PASSAGE PROVIDED:
_ _ _

We review discovery orders, including orders awarding sanctions, for abuse of discretion. (Costco Wholesale Corp. v. Superior Court (2009) 47 Cal.4th 725, 733; Doe v. United States Swimming, Inc. (2011) 200 Cal.App.4th 1424, 1435 ["`A court's decision to impose a particular sanction is subject to reversal only for manifest abuse exceeding the bounds of reason'"].) "`"The trial court's determination will be set aside only when it has been demonstrated that there was `no legal justification' for the order granting or denying the discovery in question."'" (Lickter v. Lickter (2010) 189 Cal.App.4th 712, 740.)
Rangel-Palacios states in her opening brief she responded to the discovery prior to September 19, 2014, but mistakenly did not sign the responses. There is no support for this contention in the record.
It is the appellant's burden to provide an adequate record on appeal. (Ballard v. Uribe (1986) 41 Cal.3d 564, 574 ["a party challenging a judgment has the burden of showing reversible error by an adequate record"]; Kashmiri v. Regents of University of California (2007) 156 Cal.App.4th 809, 849 [the appealing party must provide an adequate record demonstrating error].) "We cannot presume error from an incomplete record." (Christie v. Kimball (2012) 202 Cal.App.4th 1407, 1412.) We are not permitted to speculate as to the contents of the missing portions of the record or the issues that may have raised below. (Rossiter v. Benoit (1979) 88 Cal.App.3d 706, 712.) The failure to provide an adequate record on appeal "precludes an adequate review and results in affirmance of the trial court's determination." (Estrada v. Ramirez, supra, 71 Cal.App.4th at p. 620, fn. 1.)

_ _ _

DATA SECTION:

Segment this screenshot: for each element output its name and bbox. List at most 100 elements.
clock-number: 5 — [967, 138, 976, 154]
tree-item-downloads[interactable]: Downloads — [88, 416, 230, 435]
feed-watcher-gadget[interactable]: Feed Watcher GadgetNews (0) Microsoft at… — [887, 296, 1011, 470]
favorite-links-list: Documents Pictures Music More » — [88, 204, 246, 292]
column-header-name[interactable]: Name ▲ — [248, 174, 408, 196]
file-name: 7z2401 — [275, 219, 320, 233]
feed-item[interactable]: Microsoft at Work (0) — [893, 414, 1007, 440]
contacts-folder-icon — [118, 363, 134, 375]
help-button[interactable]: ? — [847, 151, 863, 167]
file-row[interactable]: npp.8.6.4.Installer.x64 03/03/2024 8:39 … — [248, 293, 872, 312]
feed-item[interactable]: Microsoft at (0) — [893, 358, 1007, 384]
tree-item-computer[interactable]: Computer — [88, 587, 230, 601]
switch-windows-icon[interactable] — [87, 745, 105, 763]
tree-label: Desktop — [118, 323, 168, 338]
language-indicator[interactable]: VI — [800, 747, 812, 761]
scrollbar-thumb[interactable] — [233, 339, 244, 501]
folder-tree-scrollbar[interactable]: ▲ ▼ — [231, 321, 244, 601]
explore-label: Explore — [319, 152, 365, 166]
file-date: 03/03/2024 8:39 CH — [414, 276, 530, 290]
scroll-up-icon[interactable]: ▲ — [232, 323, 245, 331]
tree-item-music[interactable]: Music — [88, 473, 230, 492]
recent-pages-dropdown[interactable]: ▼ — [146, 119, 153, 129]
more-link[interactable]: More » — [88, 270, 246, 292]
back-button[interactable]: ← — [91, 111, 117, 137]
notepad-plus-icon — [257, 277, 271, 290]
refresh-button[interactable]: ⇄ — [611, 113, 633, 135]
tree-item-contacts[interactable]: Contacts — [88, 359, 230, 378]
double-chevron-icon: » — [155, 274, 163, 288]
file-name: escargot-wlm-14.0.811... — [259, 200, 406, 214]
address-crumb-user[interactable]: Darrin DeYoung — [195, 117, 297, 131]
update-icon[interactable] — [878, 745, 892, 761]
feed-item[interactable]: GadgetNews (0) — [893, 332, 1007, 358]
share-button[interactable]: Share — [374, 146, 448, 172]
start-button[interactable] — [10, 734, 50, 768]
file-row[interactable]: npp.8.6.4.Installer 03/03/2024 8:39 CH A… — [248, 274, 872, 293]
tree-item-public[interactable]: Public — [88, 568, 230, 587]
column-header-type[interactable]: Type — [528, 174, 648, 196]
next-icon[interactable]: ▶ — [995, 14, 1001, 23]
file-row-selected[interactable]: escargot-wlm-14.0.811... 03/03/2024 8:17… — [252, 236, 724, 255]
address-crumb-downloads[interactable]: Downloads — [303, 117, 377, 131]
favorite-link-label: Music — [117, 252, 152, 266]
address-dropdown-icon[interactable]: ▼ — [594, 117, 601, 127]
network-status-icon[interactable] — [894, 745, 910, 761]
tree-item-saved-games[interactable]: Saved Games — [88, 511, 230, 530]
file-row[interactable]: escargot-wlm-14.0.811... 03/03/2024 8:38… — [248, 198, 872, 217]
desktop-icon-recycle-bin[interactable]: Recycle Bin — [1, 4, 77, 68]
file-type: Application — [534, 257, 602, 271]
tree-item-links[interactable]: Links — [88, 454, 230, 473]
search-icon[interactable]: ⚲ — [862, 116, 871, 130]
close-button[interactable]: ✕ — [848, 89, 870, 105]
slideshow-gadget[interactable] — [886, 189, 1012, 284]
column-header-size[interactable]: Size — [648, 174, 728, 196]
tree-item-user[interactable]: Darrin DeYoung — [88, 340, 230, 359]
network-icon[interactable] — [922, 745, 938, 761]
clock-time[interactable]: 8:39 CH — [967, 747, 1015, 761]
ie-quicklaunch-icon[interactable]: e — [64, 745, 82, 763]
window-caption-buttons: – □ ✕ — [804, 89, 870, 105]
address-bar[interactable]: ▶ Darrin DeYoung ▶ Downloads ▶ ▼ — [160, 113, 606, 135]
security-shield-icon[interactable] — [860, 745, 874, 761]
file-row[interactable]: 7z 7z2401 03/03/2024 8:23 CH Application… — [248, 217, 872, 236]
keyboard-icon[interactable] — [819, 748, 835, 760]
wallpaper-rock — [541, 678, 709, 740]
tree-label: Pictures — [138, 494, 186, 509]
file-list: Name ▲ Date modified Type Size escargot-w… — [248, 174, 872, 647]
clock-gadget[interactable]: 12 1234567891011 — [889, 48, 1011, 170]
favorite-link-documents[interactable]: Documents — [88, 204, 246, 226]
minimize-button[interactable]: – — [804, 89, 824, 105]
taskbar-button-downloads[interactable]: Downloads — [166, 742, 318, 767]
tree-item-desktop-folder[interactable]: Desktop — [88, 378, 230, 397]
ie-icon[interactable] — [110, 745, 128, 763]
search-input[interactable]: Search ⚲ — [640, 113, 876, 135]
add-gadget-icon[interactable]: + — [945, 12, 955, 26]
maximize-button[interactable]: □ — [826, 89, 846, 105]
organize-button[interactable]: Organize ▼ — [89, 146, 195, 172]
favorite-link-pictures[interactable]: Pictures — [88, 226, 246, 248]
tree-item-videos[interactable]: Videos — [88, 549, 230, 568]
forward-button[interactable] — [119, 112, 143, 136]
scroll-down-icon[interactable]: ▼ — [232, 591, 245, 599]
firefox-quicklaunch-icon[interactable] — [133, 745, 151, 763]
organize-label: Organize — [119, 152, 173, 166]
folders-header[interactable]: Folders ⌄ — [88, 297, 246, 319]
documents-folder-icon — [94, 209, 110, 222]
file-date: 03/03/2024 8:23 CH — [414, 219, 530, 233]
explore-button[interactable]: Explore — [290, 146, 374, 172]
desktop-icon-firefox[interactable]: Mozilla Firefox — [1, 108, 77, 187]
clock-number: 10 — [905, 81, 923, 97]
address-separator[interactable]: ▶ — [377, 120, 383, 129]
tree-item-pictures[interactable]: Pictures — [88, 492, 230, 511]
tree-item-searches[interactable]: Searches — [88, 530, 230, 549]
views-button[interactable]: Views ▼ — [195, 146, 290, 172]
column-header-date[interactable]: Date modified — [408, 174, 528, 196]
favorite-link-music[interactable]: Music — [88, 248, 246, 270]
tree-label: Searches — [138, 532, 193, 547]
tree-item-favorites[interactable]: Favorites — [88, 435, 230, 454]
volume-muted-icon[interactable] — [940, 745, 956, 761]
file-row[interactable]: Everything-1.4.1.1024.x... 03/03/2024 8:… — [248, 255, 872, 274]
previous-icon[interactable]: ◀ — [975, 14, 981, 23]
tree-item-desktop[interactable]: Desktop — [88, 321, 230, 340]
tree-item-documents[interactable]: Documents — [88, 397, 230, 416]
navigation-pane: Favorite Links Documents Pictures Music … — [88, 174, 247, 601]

_ _ _

APPLY WHAT YOU READ:
**a.** According to the passage on appellate review of discovery orders, what standard of review applies to discovery orders, including orders awarding sanctions?
**b.** Continue the passage on appellate review of discovery orders, picking up after its final sentence.
The data bear no relation to the passage on appellate review of discovery orders.

OUTPUTS IN ORDER:
**a.** Abuse of discretion.

**b.**
Rangel-Palacios also failed to provide citations to the record in support of the factual and procedural assertions in her briefs or cogent legal analysis supported by citation to authority. Therefore, we deem her contentions waived. (Regents of University of California v. Sheily, supra, 122 Cal.App.4th at p. 826, fn. 1; see Nwosu v. Uba (2004) 122 Cal.App.4th 1229, 1246 [statements in appellate briefs not supported by citations to the record are improper and cannot be considered].)
Although Rangel-Palacios is representing herself in this appeal, the rules of civil procedure apply equally to her. A litigant "appearing in propria persona, ... is entitled to the same, but no greater, consideration than other litigants and attorneys." (Nelson v. Gaunt (1981) 125 Cal.App.3d 623, 638; see Nwosu v. Uba, supra, 122 Cal.App.4th at pp. 1246-1247.)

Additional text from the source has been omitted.